— Begin Information given —

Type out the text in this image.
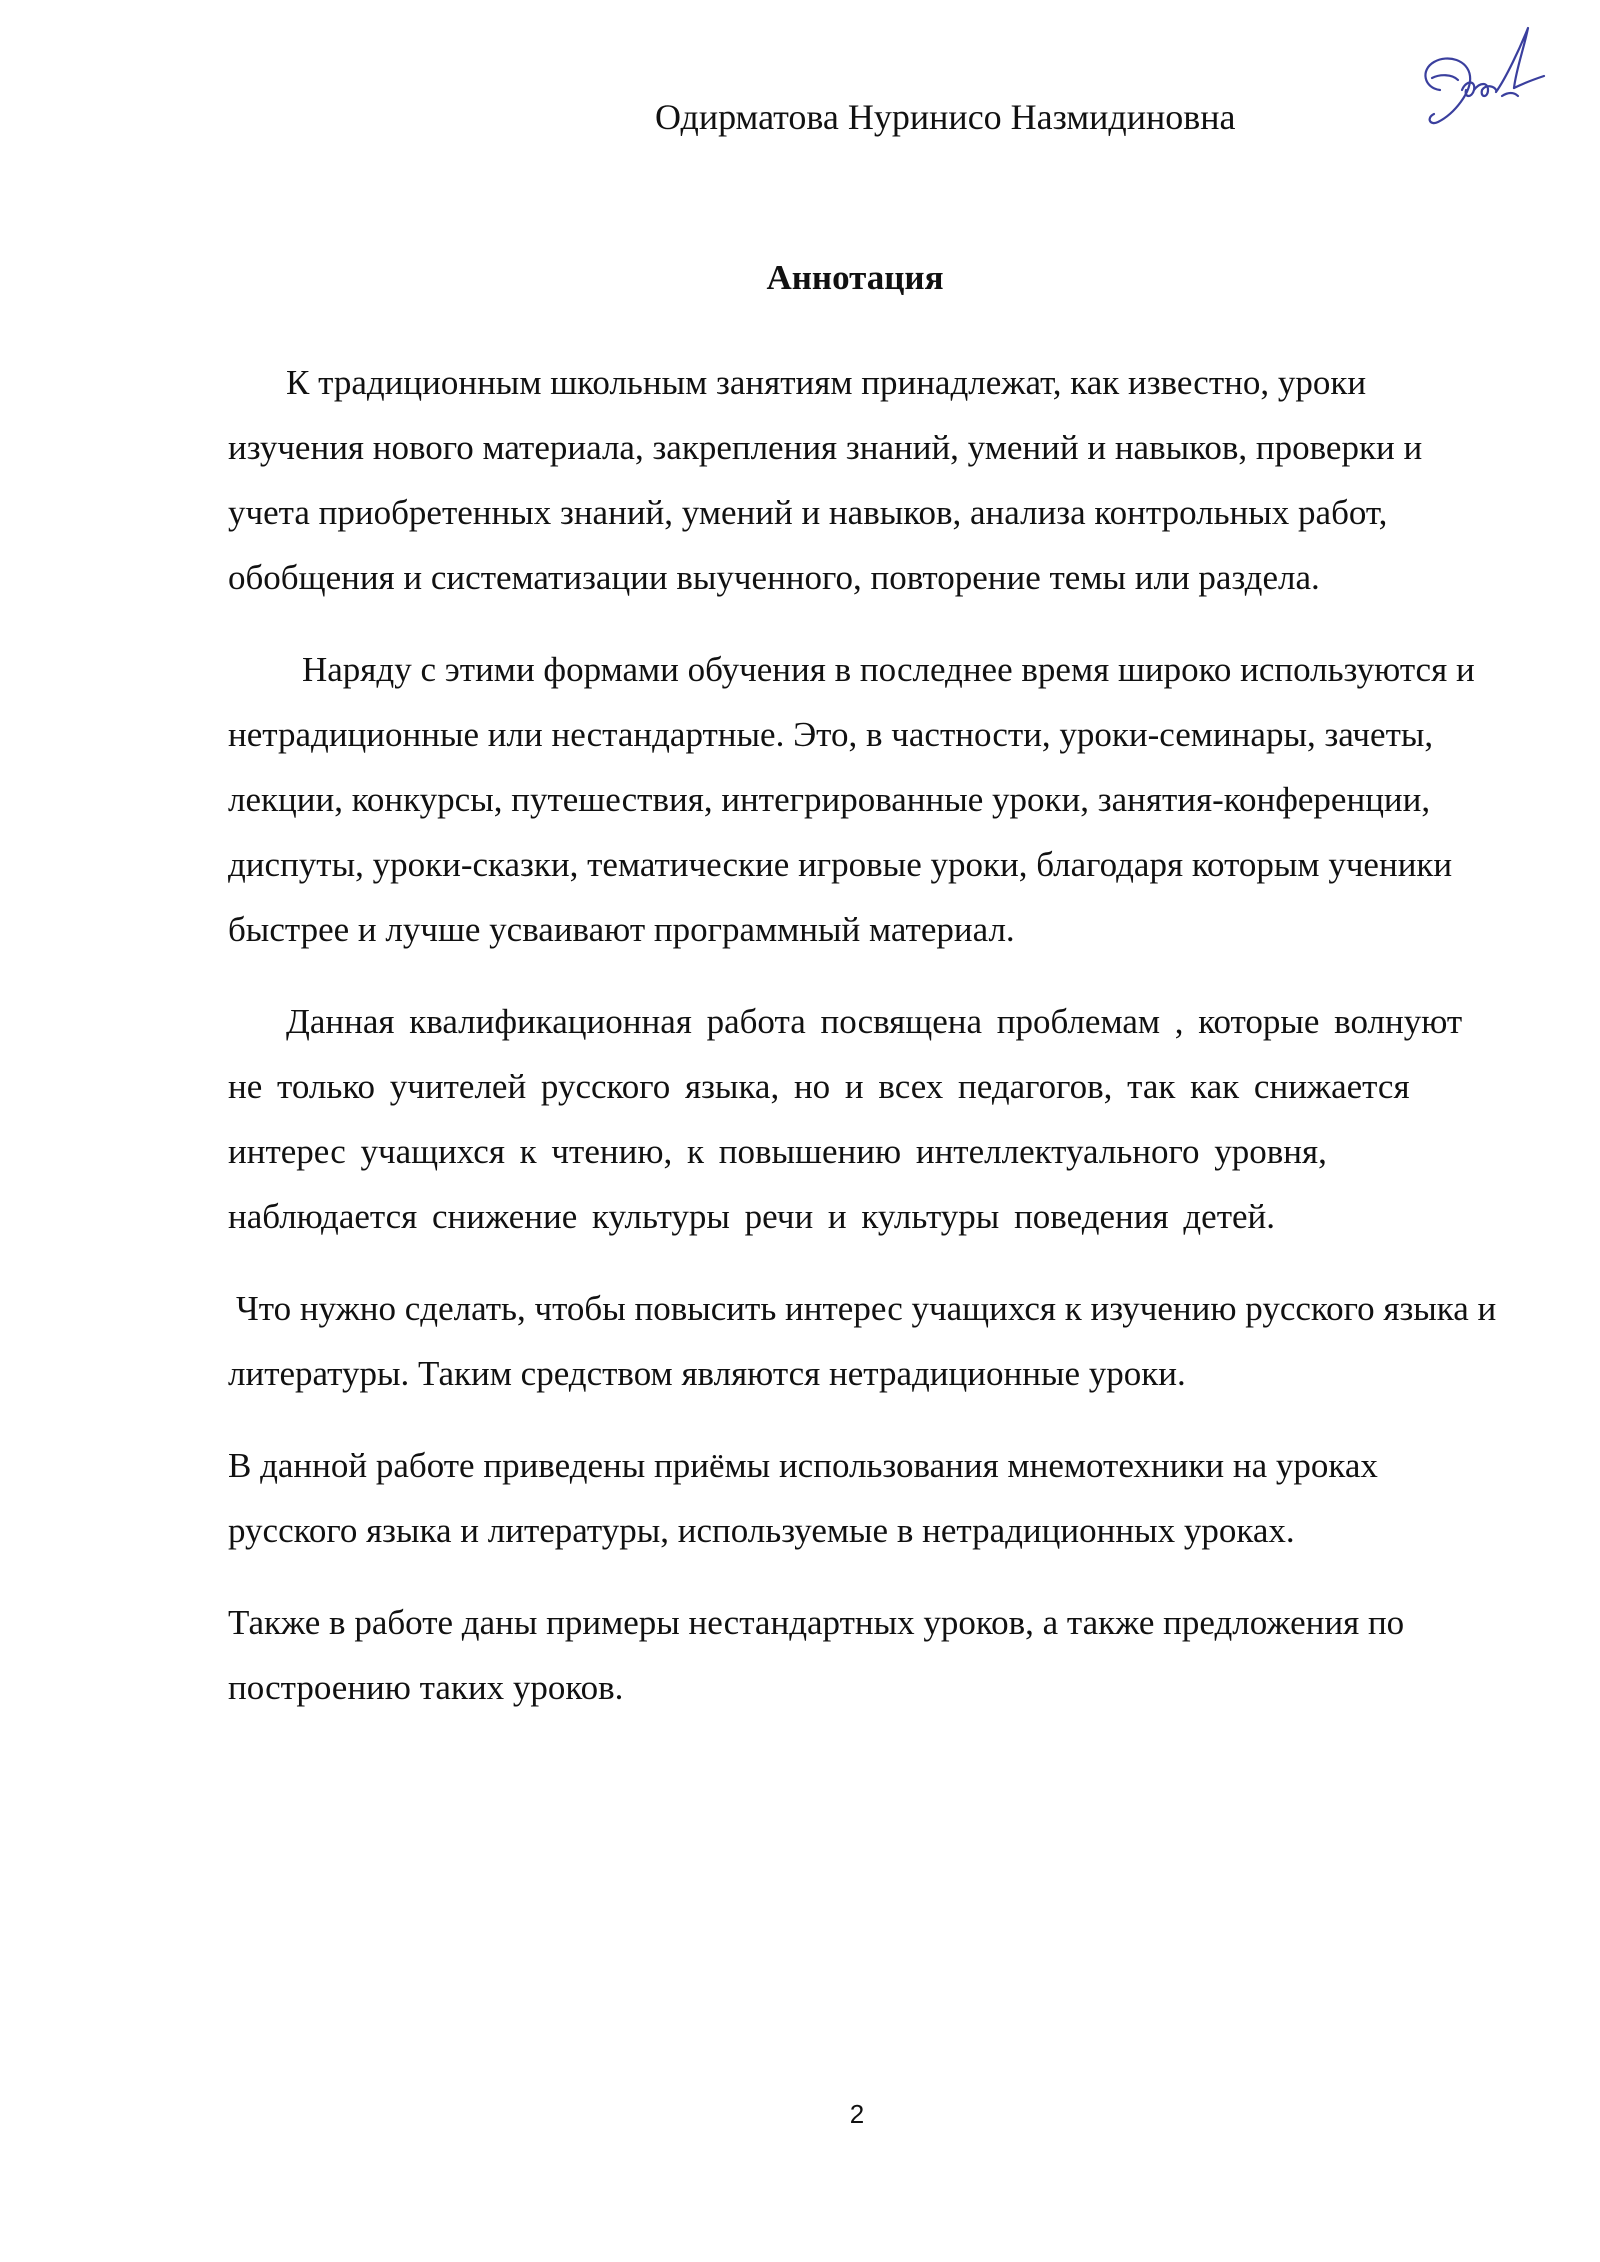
Одирматова Нуринисо Назмидиновна
Аннотация

К традиционным школьным занятиям принадлежат, как известно, уроки изучения нового материала, закрепления знаний, умений и навыков, проверки и учета приобретенных знаний, умений и навыков, анализа контрольных работ, обобщения и систематизации выученного, повторение темы или раздела.

Наряду с этими формами обучения в последнее время широко используются и нетрадиционные или нестандартные. Это, в частности, уроки-семинары, зачеты, лекции, конкурсы, путешествия, интегрированные уроки, занятия-конференции, диспуты, уроки-сказки, тематические игровые уроки, благодаря которым ученики быстрее и лучше усваивают программный материал.

Данная квалификационная работа посвящена проблемам , которые волнуют не только учителей русского языка, но и всех педагогов, так как снижается интерес учащихся к чтению, к повышению интеллектуального уровня, наблюдается снижение культуры речи и культуры поведения детей.

Что нужно сделать, чтобы повысить интерес учащихся к изучению русского языка и литературы. Таким средством являются нетрадиционные уроки.

В данной работе приведены приёмы использования мнемотехники на уроках русского языка и литературы, используемые в нетрадиционных уроках.

Также в работе даны примеры нестандартных уроков, а также предложения по построению таких уроков.

2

— End Information given —

Written exercise
Pull every line holding "работе" out of the records.

Task output
В данной работе приведены приёмы использования мнемотехники на уроках русского языка и литературы, используемые в нетрадиционных уроках.
Также в работе даны примеры нестандартных уроков, а также предложения по построению таких уроков.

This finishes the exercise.